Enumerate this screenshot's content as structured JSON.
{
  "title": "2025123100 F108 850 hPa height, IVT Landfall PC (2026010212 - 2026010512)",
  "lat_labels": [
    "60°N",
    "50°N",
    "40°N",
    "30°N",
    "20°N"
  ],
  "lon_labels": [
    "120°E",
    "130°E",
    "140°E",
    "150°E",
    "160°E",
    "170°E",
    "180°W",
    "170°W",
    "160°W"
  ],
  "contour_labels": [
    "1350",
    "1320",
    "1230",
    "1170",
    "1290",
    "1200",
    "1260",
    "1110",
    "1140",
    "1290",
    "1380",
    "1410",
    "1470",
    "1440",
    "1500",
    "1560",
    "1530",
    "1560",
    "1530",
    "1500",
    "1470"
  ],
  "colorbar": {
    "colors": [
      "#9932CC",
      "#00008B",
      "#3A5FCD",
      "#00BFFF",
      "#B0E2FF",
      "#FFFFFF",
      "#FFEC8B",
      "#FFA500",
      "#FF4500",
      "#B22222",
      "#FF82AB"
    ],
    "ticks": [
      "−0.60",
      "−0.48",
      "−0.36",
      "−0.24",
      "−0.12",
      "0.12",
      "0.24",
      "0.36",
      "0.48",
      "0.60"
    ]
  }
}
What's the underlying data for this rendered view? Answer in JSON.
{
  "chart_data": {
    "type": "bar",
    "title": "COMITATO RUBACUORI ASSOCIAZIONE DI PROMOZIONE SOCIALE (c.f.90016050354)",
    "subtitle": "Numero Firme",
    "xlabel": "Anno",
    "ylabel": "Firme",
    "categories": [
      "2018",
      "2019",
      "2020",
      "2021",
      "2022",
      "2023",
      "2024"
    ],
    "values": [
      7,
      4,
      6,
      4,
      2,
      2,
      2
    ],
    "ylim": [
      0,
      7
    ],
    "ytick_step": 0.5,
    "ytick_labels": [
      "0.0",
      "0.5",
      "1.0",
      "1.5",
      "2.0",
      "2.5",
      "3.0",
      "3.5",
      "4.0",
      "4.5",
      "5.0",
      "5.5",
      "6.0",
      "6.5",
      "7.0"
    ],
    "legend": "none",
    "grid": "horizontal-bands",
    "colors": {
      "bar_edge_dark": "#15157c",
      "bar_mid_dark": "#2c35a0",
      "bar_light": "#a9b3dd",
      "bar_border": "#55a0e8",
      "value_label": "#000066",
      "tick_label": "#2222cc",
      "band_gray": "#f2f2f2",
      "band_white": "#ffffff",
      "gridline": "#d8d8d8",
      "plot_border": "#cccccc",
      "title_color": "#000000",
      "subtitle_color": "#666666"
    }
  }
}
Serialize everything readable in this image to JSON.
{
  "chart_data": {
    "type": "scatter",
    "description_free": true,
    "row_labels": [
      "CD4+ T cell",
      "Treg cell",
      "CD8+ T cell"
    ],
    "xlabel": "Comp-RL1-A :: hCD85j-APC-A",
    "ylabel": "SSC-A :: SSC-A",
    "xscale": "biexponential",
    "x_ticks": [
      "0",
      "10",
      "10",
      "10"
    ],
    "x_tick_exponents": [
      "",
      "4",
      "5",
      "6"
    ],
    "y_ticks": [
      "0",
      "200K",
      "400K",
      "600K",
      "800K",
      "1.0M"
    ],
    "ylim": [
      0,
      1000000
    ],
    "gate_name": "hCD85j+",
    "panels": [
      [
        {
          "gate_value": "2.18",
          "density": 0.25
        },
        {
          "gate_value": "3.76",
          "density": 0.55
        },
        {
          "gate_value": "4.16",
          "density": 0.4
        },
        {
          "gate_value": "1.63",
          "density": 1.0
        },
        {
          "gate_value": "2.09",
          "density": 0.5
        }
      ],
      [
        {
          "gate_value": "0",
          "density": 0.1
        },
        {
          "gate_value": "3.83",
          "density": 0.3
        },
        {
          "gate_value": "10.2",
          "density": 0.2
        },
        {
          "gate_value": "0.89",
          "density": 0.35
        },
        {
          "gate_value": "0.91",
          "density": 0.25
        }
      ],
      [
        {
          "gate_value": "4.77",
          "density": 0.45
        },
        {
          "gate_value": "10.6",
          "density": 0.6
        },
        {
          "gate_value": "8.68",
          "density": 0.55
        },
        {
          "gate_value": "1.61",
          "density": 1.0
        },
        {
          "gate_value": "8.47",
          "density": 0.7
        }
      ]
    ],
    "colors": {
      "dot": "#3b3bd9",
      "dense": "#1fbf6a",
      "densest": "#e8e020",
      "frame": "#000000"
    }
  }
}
********************
- [PROBLEM DESCRIPTION]
Copy every record above exactly as it appears.

- [SOLUTION TO THIS PROBLEM]
Enumerate this screenshot's content as structured JSON.
{
  "title": "2025123100 F108 850 hPa height, IVT Landfall PC (2026010212 - 2026010512)",
  "lat_labels": [
    "60°N",
    "50°N",
    "40°N",
    "30°N",
    "20°N"
  ],
  "lon_labels": [
    "120°E",
    "130°E",
    "140°E",
    "150°E",
    "160°E",
    "170°E",
    "180°W",
    "170°W",
    "160°W"
  ],
  "contour_labels": [
    "1350",
    "1320",
    "1230",
    "1170",
    "1290",
    "1200",
    "1260",
    "1110",
    "1140",
    "1290",
    "1380",
    "1410",
    "1470",
    "1440",
    "1500",
    "1560",
    "1530",
    "1560",
    "1530",
    "1500",
    "1470"
  ],
  "colorbar": {
    "colors": [
      "#9932CC",
      "#00008B",
      "#3A5FCD",
      "#00BFFF",
      "#B0E2FF",
      "#FFFFFF",
      "#FFEC8B",
      "#FFA500",
      "#FF4500",
      "#B22222",
      "#FF82AB"
    ],
    "ticks": [
      "−0.60",
      "−0.48",
      "−0.36",
      "−0.24",
      "−0.12",
      "0.12",
      "0.24",
      "0.36",
      "0.48",
      "0.60"
    ]
  }
}
What's the underlying data for this rendered view? Answer in JSON.
{
  "chart_data": {
    "type": "bar",
    "title": "COMITATO RUBACUORI ASSOCIAZIONE DI PROMOZIONE SOCIALE (c.f.90016050354)",
    "subtitle": "Numero Firme",
    "xlabel": "Anno",
    "ylabel": "Firme",
    "categories": [
      "2018",
      "2019",
      "2020",
      "2021",
      "2022",
      "2023",
      "2024"
    ],
    "values": [
      7,
      4,
      6,
      4,
      2,
      2,
      2
    ],
    "ylim": [
      0,
      7
    ],
    "ytick_step": 0.5,
    "ytick_labels": [
      "0.0",
      "0.5",
      "1.0",
      "1.5",
      "2.0",
      "2.5",
      "3.0",
      "3.5",
      "4.0",
      "4.5",
      "5.0",
      "5.5",
      "6.0",
      "6.5",
      "7.0"
    ],
    "legend": "none",
    "grid": "horizontal-bands",
    "colors": {
      "bar_edge_dark": "#15157c",
      "bar_mid_dark": "#2c35a0",
      "bar_light": "#a9b3dd",
      "bar_border": "#55a0e8",
      "value_label": "#000066",
      "tick_label": "#2222cc",
      "band_gray": "#f2f2f2",
      "band_white": "#ffffff",
      "gridline": "#d8d8d8",
      "plot_border": "#cccccc",
      "title_color": "#000000",
      "subtitle_color": "#666666"
    }
  }
}
Serialize everything readable in this image to JSON.
{
  "chart_data": {
    "type": "scatter",
    "description_free": true,
    "row_labels": [
      "CD4+ T cell",
      "Treg cell",
      "CD8+ T cell"
    ],
    "xlabel": "Comp-RL1-A :: hCD85j-APC-A",
    "ylabel": "SSC-A :: SSC-A",
    "xscale": "biexponential",
    "x_ticks": [
      "0",
      "10",
      "10",
      "10"
    ],
    "x_tick_exponents": [
      "",
      "4",
      "5",
      "6"
    ],
    "y_ticks": [
      "0",
      "200K",
      "400K",
      "600K",
      "800K",
      "1.0M"
    ],
    "ylim": [
      0,
      1000000
    ],
    "gate_name": "hCD85j+",
    "panels": [
      [
        {
          "gate_value": "2.18",
          "density": 0.25
        },
        {
          "gate_value": "3.76",
          "density": 0.55
        },
        {
          "gate_value": "4.16",
          "density": 0.4
        },
        {
          "gate_value": "1.63",
          "density": 1.0
        },
        {
          "gate_value": "2.09",
          "density": 0.5
        }
      ],
      [
        {
          "gate_value": "0",
          "density": 0.1
        },
        {
          "gate_value": "3.83",
          "density": 0.3
        },
        {
          "gate_value": "10.2",
          "density": 0.2
        },
        {
          "gate_value": "0.89",
          "density": 0.35
        },
        {
          "gate_value": "0.91",
          "density": 0.25
        }
      ],
      [
        {
          "gate_value": "4.77",
          "density": 0.45
        },
        {
          "gate_value": "10.6",
          "density": 0.6
        },
        {
          "gate_value": "8.68",
          "density": 0.55
        },
        {
          "gate_value": "1.61",
          "density": 1.0
        },
        {
          "gate_value": "8.47",
          "density": 0.7
        }
      ]
    ],
    "colors": {
      "dot": "#3b3bd9",
      "dense": "#1fbf6a",
      "densest": "#e8e020",
      "frame": "#000000"
    }
  }
}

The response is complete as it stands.